:: Dataset
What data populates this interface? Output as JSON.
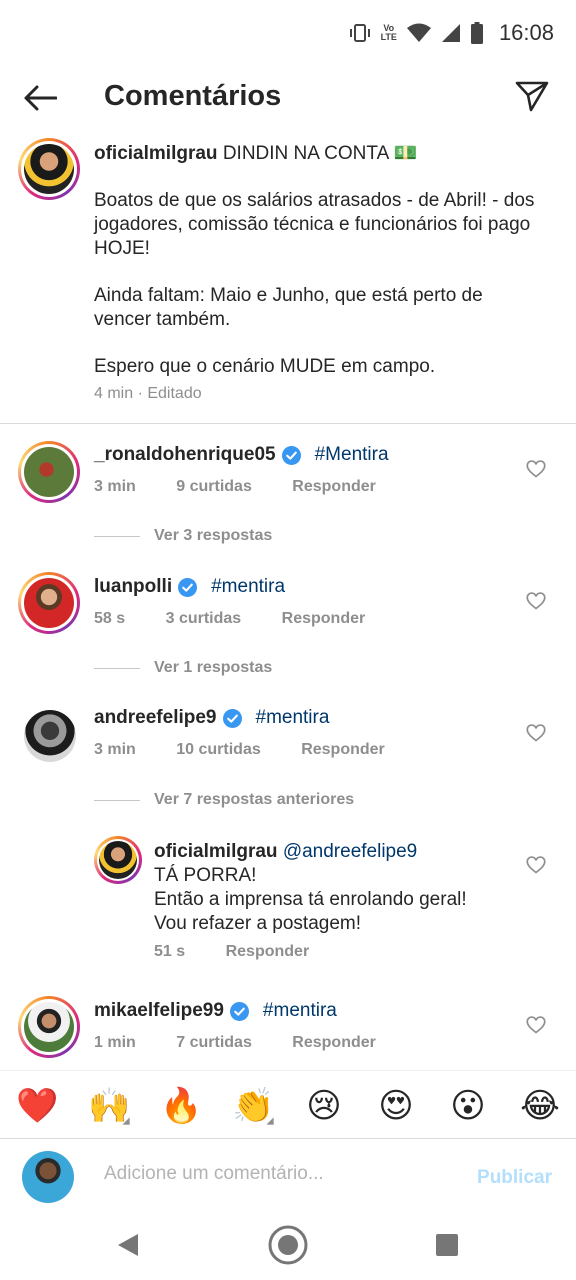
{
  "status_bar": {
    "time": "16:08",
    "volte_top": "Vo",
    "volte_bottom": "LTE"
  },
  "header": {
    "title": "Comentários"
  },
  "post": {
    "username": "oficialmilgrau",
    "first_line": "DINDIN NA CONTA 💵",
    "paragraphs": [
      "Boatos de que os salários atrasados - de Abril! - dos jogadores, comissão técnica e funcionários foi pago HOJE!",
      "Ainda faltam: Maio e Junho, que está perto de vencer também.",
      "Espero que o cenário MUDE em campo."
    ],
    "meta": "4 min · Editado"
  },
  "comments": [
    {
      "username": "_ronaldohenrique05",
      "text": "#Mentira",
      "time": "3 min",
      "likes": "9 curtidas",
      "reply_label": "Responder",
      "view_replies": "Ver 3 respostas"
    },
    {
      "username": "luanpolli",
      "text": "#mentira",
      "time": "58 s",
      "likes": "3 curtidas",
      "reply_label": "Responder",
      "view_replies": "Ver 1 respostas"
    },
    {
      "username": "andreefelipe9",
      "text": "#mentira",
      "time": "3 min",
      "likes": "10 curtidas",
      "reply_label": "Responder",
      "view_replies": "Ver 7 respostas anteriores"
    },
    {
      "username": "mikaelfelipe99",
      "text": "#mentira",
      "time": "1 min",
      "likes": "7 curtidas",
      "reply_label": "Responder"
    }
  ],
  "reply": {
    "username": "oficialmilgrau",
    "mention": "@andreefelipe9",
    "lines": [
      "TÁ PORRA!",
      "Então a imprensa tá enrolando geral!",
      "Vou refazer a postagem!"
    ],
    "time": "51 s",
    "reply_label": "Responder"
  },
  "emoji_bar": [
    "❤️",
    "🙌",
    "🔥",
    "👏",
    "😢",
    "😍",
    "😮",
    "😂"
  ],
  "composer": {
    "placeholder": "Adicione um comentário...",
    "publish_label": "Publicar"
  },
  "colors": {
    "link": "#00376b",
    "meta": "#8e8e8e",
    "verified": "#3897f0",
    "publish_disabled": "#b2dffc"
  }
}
::::
### [Objective]
Transcribe the records above exactly, leaving out every picture.

### [Reply]
What data populates this interface? Output as JSON.
{
  "status_bar": {
    "time": "16:08",
    "volte_top": "Vo",
    "volte_bottom": "LTE"
  },
  "header": {
    "title": "Comentários"
  },
  "post": {
    "username": "oficialmilgrau",
    "first_line": "DINDIN NA CONTA 💵",
    "paragraphs": [
      "Boatos de que os salários atrasados - de Abril! - dos jogadores, comissão técnica e funcionários foi pago HOJE!",
      "Ainda faltam: Maio e Junho, que está perto de vencer também.",
      "Espero que o cenário MUDE em campo."
    ],
    "meta": "4 min · Editado"
  },
  "comments": [
    {
      "username": "_ronaldohenrique05",
      "text": "#Mentira",
      "time": "3 min",
      "likes": "9 curtidas",
      "reply_label": "Responder",
      "view_replies": "Ver 3 respostas"
    },
    {
      "username": "luanpolli",
      "text": "#mentira",
      "time": "58 s",
      "likes": "3 curtidas",
      "reply_label": "Responder",
      "view_replies": "Ver 1 respostas"
    },
    {
      "username": "andreefelipe9",
      "text": "#mentira",
      "time": "3 min",
      "likes": "10 curtidas",
      "reply_label": "Responder",
      "view_replies": "Ver 7 respostas anteriores"
    },
    {
      "username": "mikaelfelipe99",
      "text": "#mentira",
      "time": "1 min",
      "likes": "7 curtidas",
      "reply_label": "Responder"
    }
  ],
  "reply": {
    "username": "oficialmilgrau",
    "mention": "@andreefelipe9",
    "lines": [
      "TÁ PORRA!",
      "Então a imprensa tá enrolando geral!",
      "Vou refazer a postagem!"
    ],
    "time": "51 s",
    "reply_label": "Responder"
  },
  "emoji_bar": [
    "❤️",
    "🙌",
    "🔥",
    "👏",
    "😢",
    "😍",
    "😮",
    "😂"
  ],
  "composer": {
    "placeholder": "Adicione um comentário...",
    "publish_label": "Publicar"
  },
  "colors": {
    "link": "#00376b",
    "meta": "#8e8e8e",
    "verified": "#3897f0",
    "publish_disabled": "#b2dffc"
  }
}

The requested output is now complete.